▸ **DIRECTIVE**
Find and copy lines holding "content".

* start *

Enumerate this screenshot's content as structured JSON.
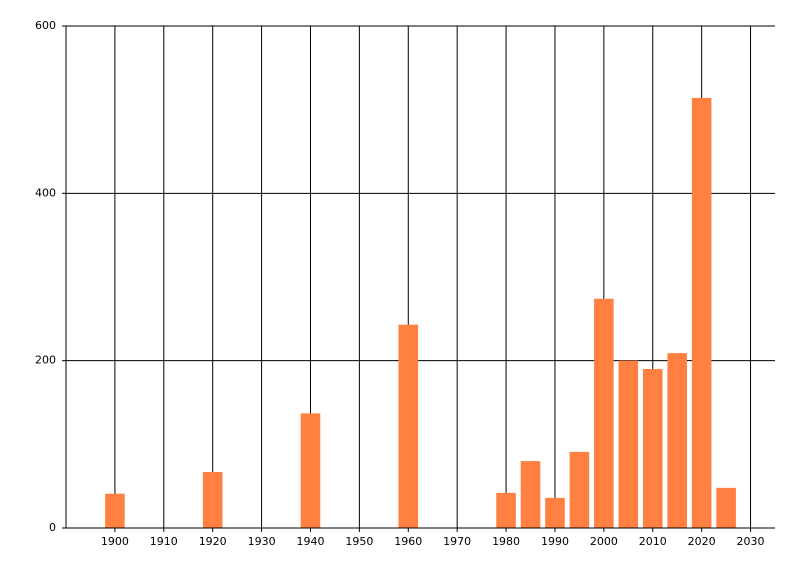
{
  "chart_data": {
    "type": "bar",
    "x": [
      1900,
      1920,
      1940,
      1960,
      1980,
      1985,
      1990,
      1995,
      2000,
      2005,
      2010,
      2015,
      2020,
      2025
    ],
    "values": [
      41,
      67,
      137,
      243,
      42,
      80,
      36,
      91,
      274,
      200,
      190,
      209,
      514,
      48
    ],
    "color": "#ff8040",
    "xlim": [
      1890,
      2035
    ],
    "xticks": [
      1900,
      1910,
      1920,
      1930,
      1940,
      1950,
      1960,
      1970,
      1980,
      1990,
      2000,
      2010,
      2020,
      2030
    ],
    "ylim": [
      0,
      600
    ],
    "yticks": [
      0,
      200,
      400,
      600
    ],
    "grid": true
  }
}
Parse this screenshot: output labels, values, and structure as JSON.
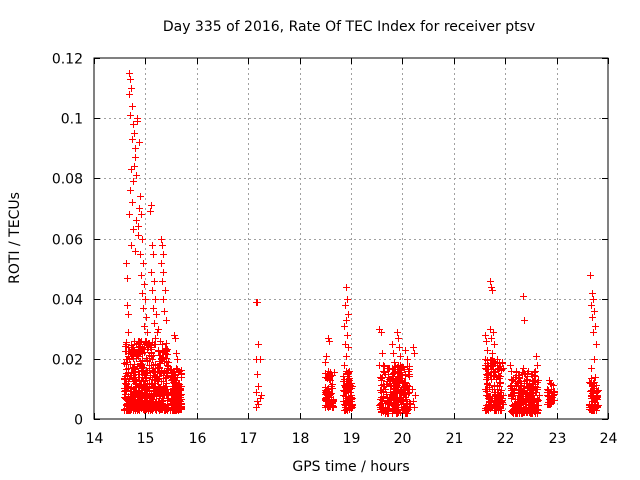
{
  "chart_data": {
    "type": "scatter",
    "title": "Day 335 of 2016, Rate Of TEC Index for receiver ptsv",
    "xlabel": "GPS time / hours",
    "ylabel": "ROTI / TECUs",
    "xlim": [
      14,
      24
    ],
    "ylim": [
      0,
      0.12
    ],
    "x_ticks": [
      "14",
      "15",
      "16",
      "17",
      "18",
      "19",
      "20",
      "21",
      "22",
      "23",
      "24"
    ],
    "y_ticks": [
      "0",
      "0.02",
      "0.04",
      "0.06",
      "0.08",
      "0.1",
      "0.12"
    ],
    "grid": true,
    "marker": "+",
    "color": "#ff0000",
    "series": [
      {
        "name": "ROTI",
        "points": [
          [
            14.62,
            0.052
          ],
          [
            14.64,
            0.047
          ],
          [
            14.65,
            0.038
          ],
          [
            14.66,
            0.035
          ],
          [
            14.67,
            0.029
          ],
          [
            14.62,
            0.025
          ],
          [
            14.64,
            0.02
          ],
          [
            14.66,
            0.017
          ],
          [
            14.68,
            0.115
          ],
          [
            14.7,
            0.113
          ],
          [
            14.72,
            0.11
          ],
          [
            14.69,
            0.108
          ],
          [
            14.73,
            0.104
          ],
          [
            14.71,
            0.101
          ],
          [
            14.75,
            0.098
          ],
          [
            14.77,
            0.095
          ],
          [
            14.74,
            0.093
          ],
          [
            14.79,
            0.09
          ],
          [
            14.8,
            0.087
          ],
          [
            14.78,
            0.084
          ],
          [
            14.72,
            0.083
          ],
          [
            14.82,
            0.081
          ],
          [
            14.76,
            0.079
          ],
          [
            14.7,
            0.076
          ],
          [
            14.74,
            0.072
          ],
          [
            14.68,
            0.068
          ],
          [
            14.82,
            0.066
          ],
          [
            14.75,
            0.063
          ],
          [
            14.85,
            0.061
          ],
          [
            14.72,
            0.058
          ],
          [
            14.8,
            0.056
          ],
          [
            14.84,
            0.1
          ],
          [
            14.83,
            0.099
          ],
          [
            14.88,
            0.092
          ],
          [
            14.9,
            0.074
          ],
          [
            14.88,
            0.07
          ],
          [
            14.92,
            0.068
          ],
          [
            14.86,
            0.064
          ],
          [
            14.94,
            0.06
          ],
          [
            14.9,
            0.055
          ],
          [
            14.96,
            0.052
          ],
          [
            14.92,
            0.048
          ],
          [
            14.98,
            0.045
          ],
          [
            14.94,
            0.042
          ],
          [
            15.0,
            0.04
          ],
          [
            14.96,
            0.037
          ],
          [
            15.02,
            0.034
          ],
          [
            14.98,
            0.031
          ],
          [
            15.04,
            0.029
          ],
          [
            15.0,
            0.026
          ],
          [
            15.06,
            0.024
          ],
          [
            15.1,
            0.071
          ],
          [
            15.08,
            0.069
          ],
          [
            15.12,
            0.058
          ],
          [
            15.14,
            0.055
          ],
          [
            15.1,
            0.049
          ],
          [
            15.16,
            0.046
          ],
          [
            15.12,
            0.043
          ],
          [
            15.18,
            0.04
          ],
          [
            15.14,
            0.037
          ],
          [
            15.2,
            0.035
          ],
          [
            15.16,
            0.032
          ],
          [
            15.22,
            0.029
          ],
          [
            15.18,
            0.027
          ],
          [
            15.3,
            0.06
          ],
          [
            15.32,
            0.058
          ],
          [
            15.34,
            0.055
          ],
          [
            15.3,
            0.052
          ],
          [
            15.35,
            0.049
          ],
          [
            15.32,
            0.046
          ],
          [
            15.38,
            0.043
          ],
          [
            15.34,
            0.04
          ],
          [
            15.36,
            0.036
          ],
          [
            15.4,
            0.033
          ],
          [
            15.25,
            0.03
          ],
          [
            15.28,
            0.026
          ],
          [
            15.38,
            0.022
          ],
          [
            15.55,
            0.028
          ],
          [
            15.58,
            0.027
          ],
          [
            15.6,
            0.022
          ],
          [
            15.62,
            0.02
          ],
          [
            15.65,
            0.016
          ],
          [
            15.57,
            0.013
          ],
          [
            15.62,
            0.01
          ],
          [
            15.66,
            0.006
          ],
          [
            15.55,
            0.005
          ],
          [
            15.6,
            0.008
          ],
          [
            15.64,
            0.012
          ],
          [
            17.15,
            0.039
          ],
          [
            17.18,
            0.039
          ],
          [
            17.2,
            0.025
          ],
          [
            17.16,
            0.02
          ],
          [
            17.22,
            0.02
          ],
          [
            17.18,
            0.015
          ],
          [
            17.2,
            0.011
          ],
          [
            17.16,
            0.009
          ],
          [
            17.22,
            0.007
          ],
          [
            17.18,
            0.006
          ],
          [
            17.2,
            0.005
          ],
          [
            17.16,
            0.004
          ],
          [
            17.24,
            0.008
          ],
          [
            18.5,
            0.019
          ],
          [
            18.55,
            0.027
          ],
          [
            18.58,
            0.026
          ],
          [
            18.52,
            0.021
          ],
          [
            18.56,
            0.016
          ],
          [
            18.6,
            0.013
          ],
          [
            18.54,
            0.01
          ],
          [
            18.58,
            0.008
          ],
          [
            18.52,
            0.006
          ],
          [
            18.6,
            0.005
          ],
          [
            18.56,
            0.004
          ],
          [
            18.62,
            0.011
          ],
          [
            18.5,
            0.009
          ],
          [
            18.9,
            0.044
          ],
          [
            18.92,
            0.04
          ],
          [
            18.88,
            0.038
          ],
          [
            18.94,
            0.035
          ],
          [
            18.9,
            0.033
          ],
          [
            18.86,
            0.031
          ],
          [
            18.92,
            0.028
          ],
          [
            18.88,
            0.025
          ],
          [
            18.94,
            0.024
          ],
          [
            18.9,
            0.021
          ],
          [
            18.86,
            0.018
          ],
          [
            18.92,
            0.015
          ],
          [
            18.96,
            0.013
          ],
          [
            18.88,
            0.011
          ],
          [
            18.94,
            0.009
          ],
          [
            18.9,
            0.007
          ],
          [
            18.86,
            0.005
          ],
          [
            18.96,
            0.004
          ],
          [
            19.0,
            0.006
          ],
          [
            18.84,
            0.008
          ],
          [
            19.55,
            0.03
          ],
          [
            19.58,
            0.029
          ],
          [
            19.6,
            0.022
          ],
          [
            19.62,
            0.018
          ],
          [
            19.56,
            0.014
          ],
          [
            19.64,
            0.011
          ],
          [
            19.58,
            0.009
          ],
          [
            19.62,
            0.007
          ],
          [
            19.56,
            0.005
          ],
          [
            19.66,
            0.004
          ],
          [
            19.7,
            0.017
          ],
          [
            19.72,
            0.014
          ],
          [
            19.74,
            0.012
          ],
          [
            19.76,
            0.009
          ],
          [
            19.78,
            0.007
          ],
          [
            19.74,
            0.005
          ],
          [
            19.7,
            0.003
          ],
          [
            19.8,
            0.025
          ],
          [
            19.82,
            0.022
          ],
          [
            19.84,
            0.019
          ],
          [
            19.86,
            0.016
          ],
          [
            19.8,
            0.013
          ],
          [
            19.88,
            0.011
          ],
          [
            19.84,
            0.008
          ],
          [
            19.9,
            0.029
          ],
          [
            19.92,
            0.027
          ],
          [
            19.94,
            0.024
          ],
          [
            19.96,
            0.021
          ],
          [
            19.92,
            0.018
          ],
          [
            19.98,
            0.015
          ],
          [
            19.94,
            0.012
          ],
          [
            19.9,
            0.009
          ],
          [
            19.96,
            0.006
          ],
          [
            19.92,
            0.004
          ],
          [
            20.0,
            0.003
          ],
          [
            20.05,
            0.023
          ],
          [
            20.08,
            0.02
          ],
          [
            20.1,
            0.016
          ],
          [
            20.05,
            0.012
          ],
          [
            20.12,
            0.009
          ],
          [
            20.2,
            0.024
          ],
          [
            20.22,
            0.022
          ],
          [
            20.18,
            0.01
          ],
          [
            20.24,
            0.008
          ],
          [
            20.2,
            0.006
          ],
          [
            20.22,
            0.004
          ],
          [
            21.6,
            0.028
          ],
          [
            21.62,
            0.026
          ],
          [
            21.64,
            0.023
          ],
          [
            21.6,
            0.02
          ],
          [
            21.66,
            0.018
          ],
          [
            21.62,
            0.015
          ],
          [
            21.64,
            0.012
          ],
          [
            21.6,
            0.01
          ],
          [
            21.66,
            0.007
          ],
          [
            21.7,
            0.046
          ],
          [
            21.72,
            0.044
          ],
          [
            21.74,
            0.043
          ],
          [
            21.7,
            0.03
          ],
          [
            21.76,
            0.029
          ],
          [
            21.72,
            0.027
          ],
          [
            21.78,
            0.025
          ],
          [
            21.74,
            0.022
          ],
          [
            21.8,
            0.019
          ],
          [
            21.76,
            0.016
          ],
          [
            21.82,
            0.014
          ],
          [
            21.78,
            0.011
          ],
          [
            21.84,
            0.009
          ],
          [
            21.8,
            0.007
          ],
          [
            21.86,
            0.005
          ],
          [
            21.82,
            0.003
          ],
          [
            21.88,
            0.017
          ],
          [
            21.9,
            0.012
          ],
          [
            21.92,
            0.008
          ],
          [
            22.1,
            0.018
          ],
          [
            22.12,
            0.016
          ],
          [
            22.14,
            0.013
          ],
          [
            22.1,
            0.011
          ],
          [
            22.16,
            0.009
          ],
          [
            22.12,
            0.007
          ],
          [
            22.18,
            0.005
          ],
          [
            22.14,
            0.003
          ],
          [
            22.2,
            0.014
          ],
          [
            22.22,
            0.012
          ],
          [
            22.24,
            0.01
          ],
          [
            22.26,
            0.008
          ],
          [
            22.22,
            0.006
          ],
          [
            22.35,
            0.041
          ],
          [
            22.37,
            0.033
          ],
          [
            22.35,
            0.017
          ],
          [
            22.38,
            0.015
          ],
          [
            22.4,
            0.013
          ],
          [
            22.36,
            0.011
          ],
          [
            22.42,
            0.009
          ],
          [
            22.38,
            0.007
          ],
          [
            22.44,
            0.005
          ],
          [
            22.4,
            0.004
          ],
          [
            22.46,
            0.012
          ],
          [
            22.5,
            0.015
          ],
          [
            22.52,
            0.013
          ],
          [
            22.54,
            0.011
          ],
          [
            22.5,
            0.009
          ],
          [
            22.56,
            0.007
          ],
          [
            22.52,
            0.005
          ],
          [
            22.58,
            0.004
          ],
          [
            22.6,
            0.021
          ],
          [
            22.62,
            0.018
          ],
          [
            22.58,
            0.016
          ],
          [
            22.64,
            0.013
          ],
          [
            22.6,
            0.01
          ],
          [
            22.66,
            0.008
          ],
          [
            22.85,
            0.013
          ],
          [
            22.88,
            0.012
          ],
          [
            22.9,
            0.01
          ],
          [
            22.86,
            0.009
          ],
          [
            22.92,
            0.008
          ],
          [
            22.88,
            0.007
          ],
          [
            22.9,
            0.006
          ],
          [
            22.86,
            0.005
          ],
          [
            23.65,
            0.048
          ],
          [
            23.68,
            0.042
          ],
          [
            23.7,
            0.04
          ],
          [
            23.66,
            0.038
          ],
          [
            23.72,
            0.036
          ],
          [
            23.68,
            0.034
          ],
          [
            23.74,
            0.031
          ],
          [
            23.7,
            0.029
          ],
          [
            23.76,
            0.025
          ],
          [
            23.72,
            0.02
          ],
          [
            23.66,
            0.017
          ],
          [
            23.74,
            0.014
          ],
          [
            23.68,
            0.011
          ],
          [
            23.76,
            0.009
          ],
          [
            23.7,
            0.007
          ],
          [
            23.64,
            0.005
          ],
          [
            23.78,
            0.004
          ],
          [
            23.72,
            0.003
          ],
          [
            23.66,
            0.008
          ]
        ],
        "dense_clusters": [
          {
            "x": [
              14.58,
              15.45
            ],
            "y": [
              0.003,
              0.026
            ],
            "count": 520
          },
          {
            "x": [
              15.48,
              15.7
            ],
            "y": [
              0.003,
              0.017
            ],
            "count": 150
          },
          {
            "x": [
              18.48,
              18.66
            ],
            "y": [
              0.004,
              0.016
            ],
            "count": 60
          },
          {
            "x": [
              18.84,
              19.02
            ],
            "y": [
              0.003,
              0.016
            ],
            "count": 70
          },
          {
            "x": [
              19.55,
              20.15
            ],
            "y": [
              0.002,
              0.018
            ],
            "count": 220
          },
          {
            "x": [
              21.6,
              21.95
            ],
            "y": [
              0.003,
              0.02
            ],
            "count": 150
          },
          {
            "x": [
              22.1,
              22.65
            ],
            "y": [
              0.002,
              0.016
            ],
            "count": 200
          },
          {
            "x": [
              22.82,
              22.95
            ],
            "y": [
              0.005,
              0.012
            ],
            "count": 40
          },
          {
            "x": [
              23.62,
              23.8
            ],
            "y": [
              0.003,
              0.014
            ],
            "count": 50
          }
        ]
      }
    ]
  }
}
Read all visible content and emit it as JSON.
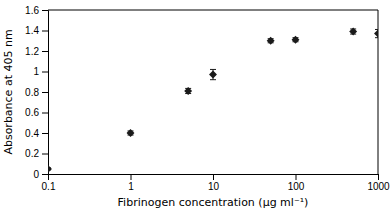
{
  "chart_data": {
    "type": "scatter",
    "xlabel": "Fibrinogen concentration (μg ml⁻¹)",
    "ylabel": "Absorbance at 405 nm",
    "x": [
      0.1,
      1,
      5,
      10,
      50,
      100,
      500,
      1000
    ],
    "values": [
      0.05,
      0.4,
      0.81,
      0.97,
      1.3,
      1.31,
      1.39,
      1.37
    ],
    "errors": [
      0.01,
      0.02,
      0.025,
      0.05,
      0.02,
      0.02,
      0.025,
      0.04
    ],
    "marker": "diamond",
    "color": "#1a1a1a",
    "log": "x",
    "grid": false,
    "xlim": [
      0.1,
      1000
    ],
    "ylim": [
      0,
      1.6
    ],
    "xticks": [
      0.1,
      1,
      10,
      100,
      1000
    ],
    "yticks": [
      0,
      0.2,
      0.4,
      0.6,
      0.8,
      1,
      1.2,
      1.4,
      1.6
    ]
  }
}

* end *

▸ **FULL SOLUTION**
Enumerate this screenshot's content as structured JSON.
Read all visible content and emit it as JSON.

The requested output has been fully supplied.